- _TASK STATEMENT_
Show all lines holding "milestone".

- _DATA SUPPLIED_
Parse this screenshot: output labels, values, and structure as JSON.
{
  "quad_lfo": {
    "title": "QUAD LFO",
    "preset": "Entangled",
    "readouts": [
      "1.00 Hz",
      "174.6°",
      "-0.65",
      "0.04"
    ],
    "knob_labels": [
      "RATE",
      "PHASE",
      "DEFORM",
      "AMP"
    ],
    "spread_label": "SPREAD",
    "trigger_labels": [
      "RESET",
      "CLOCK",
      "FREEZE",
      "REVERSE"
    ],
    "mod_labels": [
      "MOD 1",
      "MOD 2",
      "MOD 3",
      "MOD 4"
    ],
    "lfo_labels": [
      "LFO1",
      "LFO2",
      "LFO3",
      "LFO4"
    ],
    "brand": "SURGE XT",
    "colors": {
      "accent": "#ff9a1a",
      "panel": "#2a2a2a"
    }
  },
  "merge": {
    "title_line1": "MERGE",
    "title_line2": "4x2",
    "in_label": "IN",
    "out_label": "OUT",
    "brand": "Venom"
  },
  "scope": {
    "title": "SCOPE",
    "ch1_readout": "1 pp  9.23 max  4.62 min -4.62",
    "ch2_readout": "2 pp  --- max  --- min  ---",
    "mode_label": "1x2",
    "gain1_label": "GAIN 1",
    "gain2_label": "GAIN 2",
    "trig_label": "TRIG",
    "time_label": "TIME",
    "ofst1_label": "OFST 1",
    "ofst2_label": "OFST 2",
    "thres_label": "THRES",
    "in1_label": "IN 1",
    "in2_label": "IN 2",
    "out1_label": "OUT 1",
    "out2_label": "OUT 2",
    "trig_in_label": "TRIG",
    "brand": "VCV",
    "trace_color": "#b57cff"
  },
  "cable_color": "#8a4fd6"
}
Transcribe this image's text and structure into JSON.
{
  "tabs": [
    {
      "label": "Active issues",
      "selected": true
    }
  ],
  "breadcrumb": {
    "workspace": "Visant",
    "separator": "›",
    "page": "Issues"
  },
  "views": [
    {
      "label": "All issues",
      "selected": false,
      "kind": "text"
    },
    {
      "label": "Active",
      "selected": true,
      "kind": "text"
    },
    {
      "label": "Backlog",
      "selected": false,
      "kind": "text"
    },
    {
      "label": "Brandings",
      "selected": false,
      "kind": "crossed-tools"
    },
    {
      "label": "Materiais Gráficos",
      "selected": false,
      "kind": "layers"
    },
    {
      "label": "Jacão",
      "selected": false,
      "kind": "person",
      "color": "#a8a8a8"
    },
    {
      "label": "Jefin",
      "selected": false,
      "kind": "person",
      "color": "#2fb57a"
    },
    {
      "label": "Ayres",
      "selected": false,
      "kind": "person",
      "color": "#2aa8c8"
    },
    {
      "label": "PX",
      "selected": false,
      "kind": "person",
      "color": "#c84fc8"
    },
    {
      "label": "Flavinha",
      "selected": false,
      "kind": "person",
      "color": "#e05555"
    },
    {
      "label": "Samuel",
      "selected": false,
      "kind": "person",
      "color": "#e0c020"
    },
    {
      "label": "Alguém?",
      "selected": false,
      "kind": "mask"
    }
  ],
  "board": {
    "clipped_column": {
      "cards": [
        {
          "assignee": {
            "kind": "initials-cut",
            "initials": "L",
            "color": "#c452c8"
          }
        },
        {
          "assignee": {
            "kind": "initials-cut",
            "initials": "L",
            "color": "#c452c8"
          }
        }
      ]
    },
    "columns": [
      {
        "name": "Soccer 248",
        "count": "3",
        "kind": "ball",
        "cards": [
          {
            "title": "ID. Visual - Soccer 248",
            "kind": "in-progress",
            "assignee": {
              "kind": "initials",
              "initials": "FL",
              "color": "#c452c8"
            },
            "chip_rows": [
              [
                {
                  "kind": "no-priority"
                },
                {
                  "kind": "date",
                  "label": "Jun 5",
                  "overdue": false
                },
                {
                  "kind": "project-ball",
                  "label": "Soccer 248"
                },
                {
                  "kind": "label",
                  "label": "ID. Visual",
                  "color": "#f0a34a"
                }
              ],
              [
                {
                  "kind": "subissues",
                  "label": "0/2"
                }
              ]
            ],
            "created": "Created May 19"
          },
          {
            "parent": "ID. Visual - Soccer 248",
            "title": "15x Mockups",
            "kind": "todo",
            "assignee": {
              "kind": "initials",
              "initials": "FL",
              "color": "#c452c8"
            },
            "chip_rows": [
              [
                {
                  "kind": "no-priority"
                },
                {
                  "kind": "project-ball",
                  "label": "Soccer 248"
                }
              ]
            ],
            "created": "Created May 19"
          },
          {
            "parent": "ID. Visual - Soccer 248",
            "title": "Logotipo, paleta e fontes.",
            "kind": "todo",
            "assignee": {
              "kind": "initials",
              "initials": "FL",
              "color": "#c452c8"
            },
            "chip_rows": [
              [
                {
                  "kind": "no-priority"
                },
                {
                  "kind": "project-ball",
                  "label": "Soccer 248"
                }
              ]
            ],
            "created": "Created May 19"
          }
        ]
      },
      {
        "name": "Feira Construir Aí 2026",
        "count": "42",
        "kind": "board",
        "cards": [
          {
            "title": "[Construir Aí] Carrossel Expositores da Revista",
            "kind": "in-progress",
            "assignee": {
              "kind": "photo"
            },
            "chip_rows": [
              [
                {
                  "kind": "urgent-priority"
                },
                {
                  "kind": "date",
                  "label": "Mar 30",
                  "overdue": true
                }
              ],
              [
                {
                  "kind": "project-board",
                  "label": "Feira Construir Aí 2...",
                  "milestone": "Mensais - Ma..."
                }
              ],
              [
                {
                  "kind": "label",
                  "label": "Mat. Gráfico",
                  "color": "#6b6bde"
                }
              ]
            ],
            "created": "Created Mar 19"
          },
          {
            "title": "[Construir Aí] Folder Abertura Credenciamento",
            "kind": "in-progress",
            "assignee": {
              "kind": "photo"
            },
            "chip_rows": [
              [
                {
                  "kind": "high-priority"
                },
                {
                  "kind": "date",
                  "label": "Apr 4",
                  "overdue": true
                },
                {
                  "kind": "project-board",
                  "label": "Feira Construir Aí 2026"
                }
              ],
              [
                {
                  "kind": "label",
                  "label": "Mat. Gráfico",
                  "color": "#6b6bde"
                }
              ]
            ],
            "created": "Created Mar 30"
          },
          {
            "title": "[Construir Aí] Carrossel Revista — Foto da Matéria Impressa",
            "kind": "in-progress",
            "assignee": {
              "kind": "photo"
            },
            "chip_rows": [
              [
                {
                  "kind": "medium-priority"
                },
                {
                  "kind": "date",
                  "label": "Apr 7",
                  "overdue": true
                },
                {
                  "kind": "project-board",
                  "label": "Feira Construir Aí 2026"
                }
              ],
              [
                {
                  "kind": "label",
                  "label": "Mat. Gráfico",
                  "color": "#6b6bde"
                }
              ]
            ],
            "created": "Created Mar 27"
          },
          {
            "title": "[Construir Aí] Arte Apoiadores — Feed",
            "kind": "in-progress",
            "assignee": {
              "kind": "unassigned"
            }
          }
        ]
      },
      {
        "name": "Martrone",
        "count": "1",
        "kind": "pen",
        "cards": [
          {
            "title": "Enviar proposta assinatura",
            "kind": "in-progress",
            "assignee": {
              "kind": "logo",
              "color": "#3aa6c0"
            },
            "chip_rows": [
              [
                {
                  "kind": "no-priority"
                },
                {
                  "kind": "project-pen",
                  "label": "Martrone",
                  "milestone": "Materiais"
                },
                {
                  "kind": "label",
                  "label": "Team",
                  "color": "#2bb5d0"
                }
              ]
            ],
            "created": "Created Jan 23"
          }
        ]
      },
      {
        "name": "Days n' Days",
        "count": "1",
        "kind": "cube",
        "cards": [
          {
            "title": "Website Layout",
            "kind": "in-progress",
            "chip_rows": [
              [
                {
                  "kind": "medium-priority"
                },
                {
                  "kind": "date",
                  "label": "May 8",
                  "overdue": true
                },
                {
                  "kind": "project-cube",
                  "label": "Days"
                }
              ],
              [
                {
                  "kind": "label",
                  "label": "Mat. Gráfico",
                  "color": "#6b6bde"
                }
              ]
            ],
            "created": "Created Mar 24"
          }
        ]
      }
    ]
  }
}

- _RESPONSE TO THIS TASK_
                  "milestone": "Mensais - Ma..."
                  "milestone": "Materiais"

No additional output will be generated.